### Exercise goal
Every entry that follows should be reproduced exactly.

-------- Records for the task --------

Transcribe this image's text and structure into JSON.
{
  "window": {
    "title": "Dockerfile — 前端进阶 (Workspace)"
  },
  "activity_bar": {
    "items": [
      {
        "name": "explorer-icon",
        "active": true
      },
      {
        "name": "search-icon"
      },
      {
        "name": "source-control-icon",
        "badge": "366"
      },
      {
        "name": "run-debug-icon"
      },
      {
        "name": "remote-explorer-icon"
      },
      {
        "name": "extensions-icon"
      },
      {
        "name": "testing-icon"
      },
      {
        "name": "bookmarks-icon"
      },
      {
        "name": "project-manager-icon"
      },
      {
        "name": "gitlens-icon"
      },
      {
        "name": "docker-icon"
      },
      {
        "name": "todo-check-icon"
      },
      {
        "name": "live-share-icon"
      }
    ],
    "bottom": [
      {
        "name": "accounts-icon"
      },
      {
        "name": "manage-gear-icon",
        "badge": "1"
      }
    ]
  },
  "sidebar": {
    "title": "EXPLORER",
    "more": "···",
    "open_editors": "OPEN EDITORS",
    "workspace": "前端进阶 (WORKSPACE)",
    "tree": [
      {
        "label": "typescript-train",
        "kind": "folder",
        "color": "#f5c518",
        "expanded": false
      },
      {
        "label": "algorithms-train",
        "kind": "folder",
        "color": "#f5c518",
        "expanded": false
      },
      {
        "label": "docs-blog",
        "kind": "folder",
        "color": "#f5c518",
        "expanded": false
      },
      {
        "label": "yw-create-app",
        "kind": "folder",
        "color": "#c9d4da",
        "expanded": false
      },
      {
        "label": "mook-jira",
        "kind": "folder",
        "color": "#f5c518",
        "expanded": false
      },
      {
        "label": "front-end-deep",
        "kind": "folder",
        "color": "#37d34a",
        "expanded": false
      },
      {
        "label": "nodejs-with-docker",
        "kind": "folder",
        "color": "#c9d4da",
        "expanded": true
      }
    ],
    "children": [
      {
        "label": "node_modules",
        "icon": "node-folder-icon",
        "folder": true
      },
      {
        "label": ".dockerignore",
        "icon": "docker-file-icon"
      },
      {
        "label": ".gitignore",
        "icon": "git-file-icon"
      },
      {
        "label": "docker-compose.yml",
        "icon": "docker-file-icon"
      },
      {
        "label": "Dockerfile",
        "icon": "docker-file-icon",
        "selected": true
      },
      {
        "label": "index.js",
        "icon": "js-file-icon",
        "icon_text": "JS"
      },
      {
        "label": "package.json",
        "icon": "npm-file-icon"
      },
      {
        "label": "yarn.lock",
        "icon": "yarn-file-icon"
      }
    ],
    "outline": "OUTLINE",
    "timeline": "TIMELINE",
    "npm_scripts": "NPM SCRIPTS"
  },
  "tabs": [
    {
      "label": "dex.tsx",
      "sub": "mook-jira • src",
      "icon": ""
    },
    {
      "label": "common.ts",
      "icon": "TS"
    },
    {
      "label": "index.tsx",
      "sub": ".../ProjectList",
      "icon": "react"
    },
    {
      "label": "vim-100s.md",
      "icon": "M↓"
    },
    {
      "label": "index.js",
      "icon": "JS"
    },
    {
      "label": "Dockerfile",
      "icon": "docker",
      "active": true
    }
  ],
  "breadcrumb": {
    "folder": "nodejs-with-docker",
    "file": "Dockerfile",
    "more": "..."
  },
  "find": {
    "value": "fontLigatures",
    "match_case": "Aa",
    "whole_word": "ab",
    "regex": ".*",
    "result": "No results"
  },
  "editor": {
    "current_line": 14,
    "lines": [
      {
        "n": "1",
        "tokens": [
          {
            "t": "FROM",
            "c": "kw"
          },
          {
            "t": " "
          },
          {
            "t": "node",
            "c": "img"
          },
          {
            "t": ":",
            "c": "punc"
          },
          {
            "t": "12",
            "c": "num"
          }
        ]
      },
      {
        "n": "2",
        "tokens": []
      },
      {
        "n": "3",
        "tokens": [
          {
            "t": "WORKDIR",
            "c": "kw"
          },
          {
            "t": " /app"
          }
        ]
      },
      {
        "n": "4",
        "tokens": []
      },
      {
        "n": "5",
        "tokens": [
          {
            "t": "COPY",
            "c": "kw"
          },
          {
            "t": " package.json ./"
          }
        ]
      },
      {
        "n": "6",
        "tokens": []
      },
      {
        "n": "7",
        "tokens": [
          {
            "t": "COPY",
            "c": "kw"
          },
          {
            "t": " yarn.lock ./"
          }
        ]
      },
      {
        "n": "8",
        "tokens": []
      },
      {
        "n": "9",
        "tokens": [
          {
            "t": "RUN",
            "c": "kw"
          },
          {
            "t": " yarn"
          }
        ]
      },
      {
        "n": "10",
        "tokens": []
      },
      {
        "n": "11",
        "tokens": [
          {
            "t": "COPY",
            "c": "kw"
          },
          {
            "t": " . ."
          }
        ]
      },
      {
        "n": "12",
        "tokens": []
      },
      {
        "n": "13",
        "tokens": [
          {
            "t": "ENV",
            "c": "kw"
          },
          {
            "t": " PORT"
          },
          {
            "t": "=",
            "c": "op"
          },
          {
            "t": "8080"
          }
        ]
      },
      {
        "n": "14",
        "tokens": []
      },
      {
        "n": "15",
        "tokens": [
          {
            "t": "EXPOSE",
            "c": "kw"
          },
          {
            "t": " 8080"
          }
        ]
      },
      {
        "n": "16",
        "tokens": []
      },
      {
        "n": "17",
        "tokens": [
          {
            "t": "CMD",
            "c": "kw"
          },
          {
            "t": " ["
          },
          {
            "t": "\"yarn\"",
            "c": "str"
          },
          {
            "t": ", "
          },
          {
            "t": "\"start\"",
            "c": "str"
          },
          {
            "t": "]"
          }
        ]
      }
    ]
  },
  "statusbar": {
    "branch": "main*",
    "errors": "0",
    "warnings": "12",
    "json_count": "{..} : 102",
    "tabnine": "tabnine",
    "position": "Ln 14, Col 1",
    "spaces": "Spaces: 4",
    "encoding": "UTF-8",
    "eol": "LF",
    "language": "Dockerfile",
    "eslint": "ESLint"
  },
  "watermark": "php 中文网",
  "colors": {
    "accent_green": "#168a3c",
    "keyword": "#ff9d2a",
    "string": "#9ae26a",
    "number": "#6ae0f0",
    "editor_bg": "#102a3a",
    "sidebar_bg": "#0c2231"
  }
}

--------

### Exercise output
Transcribe this image's text and structure into JSON.
{
  "window": {
    "title": "Dockerfile — 前端进阶 (Workspace)"
  },
  "activity_bar": {
    "items": [
      {
        "name": "explorer-icon",
        "active": true
      },
      {
        "name": "search-icon"
      },
      {
        "name": "source-control-icon",
        "badge": "366"
      },
      {
        "name": "run-debug-icon"
      },
      {
        "name": "remote-explorer-icon"
      },
      {
        "name": "extensions-icon"
      },
      {
        "name": "testing-icon"
      },
      {
        "name": "bookmarks-icon"
      },
      {
        "name": "project-manager-icon"
      },
      {
        "name": "gitlens-icon"
      },
      {
        "name": "docker-icon"
      },
      {
        "name": "todo-check-icon"
      },
      {
        "name": "live-share-icon"
      }
    ],
    "bottom": [
      {
        "name": "accounts-icon"
      },
      {
        "name": "manage-gear-icon",
        "badge": "1"
      }
    ]
  },
  "sidebar": {
    "title": "EXPLORER",
    "more": "···",
    "open_editors": "OPEN EDITORS",
    "workspace": "前端进阶 (WORKSPACE)",
    "tree": [
      {
        "label": "typescript-train",
        "kind": "folder",
        "color": "#f5c518",
        "expanded": false
      },
      {
        "label": "algorithms-train",
        "kind": "folder",
        "color": "#f5c518",
        "expanded": false
      },
      {
        "label": "docs-blog",
        "kind": "folder",
        "color": "#f5c518",
        "expanded": false
      },
      {
        "label": "yw-create-app",
        "kind": "folder",
        "color": "#c9d4da",
        "expanded": false
      },
      {
        "label": "mook-jira",
        "kind": "folder",
        "color": "#f5c518",
        "expanded": false
      },
      {
        "label": "front-end-deep",
        "kind": "folder",
        "color": "#37d34a",
        "expanded": false
      },
      {
        "label": "nodejs-with-docker",
        "kind": "folder",
        "color": "#c9d4da",
        "expanded": true
      }
    ],
    "children": [
      {
        "label": "node_modules",
        "icon": "node-folder-icon",
        "folder": true
      },
      {
        "label": ".dockerignore",
        "icon": "docker-file-icon"
      },
      {
        "label": ".gitignore",
        "icon": "git-file-icon"
      },
      {
        "label": "docker-compose.yml",
        "icon": "docker-file-icon"
      },
      {
        "label": "Dockerfile",
        "icon": "docker-file-icon",
        "selected": true
      },
      {
        "label": "index.js",
        "icon": "js-file-icon",
        "icon_text": "JS"
      },
      {
        "label": "package.json",
        "icon": "npm-file-icon"
      },
      {
        "label": "yarn.lock",
        "icon": "yarn-file-icon"
      }
    ],
    "outline": "OUTLINE",
    "timeline": "TIMELINE",
    "npm_scripts": "NPM SCRIPTS"
  },
  "tabs": [
    {
      "label": "dex.tsx",
      "sub": "mook-jira • src",
      "icon": ""
    },
    {
      "label": "common.ts",
      "icon": "TS"
    },
    {
      "label": "index.tsx",
      "sub": ".../ProjectList",
      "icon": "react"
    },
    {
      "label": "vim-100s.md",
      "icon": "M↓"
    },
    {
      "label": "index.js",
      "icon": "JS"
    },
    {
      "label": "Dockerfile",
      "icon": "docker",
      "active": true
    }
  ],
  "breadcrumb": {
    "folder": "nodejs-with-docker",
    "file": "Dockerfile",
    "more": "..."
  },
  "find": {
    "value": "fontLigatures",
    "match_case": "Aa",
    "whole_word": "ab",
    "regex": ".*",
    "result": "No results"
  },
  "editor": {
    "current_line": 14,
    "lines": [
      {
        "n": "1",
        "tokens": [
          {
            "t": "FROM",
            "c": "kw"
          },
          {
            "t": " "
          },
          {
            "t": "node",
            "c": "img"
          },
          {
            "t": ":",
            "c": "punc"
          },
          {
            "t": "12",
            "c": "num"
          }
        ]
      },
      {
        "n": "2",
        "tokens": []
      },
      {
        "n": "3",
        "tokens": [
          {
            "t": "WORKDIR",
            "c": "kw"
          },
          {
            "t": " /app"
          }
        ]
      },
      {
        "n": "4",
        "tokens": []
      },
      {
        "n": "5",
        "tokens": [
          {
            "t": "COPY",
            "c": "kw"
          },
          {
            "t": " package.json ./"
          }
        ]
      },
      {
        "n": "6",
        "tokens": []
      },
      {
        "n": "7",
        "tokens": [
          {
            "t": "COPY",
            "c": "kw"
          },
          {
            "t": " yarn.lock ./"
          }
        ]
      },
      {
        "n": "8",
        "tokens": []
      },
      {
        "n": "9",
        "tokens": [
          {
            "t": "RUN",
            "c": "kw"
          },
          {
            "t": " yarn"
          }
        ]
      },
      {
        "n": "10",
        "tokens": []
      },
      {
        "n": "11",
        "tokens": [
          {
            "t": "COPY",
            "c": "kw"
          },
          {
            "t": " . ."
          }
        ]
      },
      {
        "n": "12",
        "tokens": []
      },
      {
        "n": "13",
        "tokens": [
          {
            "t": "ENV",
            "c": "kw"
          },
          {
            "t": " PORT"
          },
          {
            "t": "=",
            "c": "op"
          },
          {
            "t": "8080"
          }
        ]
      },
      {
        "n": "14",
        "tokens": []
      },
      {
        "n": "15",
        "tokens": [
          {
            "t": "EXPOSE",
            "c": "kw"
          },
          {
            "t": " 8080"
          }
        ]
      },
      {
        "n": "16",
        "tokens": []
      },
      {
        "n": "17",
        "tokens": [
          {
            "t": "CMD",
            "c": "kw"
          },
          {
            "t": " ["
          },
          {
            "t": "\"yarn\"",
            "c": "str"
          },
          {
            "t": ", "
          },
          {
            "t": "\"start\"",
            "c": "str"
          },
          {
            "t": "]"
          }
        ]
      }
    ]
  },
  "statusbar": {
    "branch": "main*",
    "errors": "0",
    "warnings": "12",
    "json_count": "{..} : 102",
    "tabnine": "tabnine",
    "position": "Ln 14, Col 1",
    "spaces": "Spaces: 4",
    "encoding": "UTF-8",
    "eol": "LF",
    "language": "Dockerfile",
    "eslint": "ESLint"
  },
  "watermark": "php 中文网",
  "colors": {
    "accent_green": "#168a3c",
    "keyword": "#ff9d2a",
    "string": "#9ae26a",
    "number": "#6ae0f0",
    "editor_bg": "#102a3a",
    "sidebar_bg": "#0c2231"
  }
}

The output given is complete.